● **Stored records**
┏━━

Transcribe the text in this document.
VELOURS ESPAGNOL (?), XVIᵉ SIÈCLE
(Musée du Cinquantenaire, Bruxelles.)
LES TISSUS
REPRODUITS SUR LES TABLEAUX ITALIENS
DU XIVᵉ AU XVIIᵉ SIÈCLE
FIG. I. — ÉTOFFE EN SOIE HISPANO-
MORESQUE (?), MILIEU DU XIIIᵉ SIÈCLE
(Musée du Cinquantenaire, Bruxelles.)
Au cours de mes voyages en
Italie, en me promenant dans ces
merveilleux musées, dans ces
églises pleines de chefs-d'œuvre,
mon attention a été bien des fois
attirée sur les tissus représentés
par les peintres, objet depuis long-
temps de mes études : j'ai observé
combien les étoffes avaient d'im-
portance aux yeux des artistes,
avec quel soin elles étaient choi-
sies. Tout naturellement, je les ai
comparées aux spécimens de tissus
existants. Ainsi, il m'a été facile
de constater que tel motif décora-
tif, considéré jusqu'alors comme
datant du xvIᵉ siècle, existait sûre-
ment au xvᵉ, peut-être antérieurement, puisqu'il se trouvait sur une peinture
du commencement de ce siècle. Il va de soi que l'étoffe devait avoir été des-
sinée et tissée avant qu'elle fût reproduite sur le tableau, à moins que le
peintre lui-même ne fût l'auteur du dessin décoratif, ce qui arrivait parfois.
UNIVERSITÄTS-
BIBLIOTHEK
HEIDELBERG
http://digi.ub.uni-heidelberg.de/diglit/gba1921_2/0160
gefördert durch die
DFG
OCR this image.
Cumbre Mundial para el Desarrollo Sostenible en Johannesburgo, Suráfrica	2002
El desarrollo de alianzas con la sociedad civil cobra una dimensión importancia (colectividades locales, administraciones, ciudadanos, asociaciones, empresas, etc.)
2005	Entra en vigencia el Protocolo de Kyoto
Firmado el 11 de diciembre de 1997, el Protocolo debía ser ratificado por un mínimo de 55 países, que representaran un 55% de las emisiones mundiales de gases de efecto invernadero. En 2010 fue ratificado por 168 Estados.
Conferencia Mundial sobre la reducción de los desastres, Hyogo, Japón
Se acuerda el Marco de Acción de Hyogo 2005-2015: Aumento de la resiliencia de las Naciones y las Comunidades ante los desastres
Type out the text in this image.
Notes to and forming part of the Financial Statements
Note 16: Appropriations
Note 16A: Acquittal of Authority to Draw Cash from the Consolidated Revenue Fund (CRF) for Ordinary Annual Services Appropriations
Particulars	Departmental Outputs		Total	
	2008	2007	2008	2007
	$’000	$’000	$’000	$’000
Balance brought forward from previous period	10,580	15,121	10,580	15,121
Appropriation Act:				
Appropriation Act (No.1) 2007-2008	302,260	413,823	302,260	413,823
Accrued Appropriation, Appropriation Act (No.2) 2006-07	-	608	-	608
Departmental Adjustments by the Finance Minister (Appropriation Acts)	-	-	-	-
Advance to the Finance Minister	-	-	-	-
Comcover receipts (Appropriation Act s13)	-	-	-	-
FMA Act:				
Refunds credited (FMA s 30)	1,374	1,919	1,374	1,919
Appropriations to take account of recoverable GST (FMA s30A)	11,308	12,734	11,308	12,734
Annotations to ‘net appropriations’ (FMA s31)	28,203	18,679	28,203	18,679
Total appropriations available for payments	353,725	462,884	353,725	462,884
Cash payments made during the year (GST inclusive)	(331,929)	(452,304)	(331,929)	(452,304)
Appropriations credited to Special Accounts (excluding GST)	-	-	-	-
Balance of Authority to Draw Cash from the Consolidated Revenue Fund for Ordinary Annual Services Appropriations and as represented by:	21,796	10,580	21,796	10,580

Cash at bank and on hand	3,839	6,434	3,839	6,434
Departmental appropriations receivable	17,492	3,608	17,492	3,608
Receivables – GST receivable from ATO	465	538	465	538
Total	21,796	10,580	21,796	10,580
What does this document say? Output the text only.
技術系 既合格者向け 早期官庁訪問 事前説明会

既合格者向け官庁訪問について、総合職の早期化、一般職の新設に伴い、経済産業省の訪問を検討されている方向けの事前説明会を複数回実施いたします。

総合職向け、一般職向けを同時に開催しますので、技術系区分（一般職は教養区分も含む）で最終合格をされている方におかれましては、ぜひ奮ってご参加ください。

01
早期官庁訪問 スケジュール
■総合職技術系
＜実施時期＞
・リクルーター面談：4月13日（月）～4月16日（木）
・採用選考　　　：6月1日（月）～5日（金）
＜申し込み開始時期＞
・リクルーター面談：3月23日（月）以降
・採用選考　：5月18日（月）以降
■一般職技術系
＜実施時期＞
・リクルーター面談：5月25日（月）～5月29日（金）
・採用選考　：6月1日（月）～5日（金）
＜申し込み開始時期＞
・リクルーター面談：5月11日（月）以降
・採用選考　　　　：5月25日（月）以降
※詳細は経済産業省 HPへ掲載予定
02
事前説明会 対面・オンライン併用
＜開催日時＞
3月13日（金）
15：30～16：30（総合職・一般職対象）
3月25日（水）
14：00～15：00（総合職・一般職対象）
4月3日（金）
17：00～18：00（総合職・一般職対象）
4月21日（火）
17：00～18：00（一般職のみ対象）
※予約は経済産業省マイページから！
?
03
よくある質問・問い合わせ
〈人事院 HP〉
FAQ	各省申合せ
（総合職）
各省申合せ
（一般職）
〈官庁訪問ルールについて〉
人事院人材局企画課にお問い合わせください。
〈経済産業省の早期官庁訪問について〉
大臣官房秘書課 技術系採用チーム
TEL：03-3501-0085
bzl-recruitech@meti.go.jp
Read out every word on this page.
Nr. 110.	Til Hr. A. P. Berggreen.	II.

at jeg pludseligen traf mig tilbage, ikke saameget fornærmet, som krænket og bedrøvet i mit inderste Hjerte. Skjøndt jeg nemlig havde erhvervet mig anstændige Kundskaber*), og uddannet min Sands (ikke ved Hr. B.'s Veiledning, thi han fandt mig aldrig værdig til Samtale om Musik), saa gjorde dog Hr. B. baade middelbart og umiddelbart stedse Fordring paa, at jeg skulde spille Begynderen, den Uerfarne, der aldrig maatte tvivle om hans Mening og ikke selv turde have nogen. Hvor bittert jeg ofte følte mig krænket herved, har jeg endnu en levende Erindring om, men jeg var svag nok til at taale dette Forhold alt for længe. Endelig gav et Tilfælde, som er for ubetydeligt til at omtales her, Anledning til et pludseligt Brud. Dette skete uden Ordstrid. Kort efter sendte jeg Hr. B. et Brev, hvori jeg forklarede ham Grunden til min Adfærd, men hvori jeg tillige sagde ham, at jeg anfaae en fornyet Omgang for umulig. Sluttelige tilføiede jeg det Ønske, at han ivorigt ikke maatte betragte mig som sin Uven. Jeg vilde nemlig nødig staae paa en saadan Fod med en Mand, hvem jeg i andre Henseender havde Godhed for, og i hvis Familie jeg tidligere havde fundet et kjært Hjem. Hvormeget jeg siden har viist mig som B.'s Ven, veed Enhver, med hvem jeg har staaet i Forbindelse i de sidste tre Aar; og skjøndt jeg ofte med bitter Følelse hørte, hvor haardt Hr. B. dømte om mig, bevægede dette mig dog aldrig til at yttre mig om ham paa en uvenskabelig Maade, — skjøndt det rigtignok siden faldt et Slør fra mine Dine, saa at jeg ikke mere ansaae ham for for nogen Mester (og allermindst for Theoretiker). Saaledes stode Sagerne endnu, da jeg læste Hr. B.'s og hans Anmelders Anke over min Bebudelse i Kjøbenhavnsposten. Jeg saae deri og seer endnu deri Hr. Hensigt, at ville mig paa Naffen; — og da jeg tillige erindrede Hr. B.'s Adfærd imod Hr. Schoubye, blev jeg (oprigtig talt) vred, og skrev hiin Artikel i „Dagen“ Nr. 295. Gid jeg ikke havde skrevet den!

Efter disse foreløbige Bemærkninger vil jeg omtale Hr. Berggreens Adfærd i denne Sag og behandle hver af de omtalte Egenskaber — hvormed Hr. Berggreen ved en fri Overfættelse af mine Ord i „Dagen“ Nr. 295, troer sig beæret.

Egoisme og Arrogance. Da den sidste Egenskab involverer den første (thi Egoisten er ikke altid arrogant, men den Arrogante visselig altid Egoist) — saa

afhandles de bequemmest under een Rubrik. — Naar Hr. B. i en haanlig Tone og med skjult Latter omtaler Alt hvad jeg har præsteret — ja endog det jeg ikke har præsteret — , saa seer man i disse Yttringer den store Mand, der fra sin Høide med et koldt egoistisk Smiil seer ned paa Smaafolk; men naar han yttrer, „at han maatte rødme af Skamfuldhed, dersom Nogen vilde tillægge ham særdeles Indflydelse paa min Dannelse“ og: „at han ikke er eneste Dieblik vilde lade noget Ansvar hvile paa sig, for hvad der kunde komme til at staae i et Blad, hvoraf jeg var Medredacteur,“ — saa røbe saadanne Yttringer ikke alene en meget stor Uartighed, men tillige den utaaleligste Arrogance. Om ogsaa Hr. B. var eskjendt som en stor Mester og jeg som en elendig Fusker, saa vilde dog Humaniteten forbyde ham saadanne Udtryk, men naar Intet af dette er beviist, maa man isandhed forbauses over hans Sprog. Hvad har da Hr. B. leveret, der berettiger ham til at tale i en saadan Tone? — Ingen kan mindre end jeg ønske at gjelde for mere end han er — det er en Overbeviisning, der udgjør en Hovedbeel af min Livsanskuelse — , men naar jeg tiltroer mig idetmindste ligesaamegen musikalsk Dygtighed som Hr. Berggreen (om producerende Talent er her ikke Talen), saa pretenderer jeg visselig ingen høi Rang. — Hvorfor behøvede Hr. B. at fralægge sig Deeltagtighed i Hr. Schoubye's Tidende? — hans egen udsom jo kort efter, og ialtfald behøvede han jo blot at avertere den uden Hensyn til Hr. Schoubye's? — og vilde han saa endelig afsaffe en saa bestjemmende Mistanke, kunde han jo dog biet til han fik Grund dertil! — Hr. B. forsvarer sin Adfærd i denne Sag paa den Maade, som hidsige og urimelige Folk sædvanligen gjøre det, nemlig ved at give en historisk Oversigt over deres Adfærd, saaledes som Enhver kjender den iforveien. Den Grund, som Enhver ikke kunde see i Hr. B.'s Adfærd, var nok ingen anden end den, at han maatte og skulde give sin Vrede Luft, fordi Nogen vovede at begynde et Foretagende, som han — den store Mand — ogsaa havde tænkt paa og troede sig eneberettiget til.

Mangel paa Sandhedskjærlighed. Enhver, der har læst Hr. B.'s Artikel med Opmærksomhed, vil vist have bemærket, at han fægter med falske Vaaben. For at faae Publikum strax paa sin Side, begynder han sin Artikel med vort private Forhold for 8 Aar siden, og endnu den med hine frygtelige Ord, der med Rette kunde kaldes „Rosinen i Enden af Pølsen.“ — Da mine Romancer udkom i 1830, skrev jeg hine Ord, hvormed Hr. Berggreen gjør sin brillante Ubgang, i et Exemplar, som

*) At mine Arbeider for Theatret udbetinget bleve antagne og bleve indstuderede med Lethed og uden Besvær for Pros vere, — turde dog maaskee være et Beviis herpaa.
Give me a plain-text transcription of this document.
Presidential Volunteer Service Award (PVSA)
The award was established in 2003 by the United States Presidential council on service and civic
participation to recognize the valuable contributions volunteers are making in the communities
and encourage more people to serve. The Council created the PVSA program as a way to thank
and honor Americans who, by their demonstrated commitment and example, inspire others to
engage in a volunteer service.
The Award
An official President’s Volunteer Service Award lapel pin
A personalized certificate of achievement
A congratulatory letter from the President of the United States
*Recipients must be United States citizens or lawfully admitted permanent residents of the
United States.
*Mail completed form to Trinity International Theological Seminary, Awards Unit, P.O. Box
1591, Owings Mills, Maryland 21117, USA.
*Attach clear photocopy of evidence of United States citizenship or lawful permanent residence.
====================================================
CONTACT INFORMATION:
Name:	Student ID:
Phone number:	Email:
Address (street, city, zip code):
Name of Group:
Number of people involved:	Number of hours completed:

┗━━

● **What the task asks**
Only lines with the string "document" belong in your answer; copy each one.

● **Output for this task**
Transcribe the text in this document.
What does this document say? Output the text only.
Give me a plain-text transcription of this document.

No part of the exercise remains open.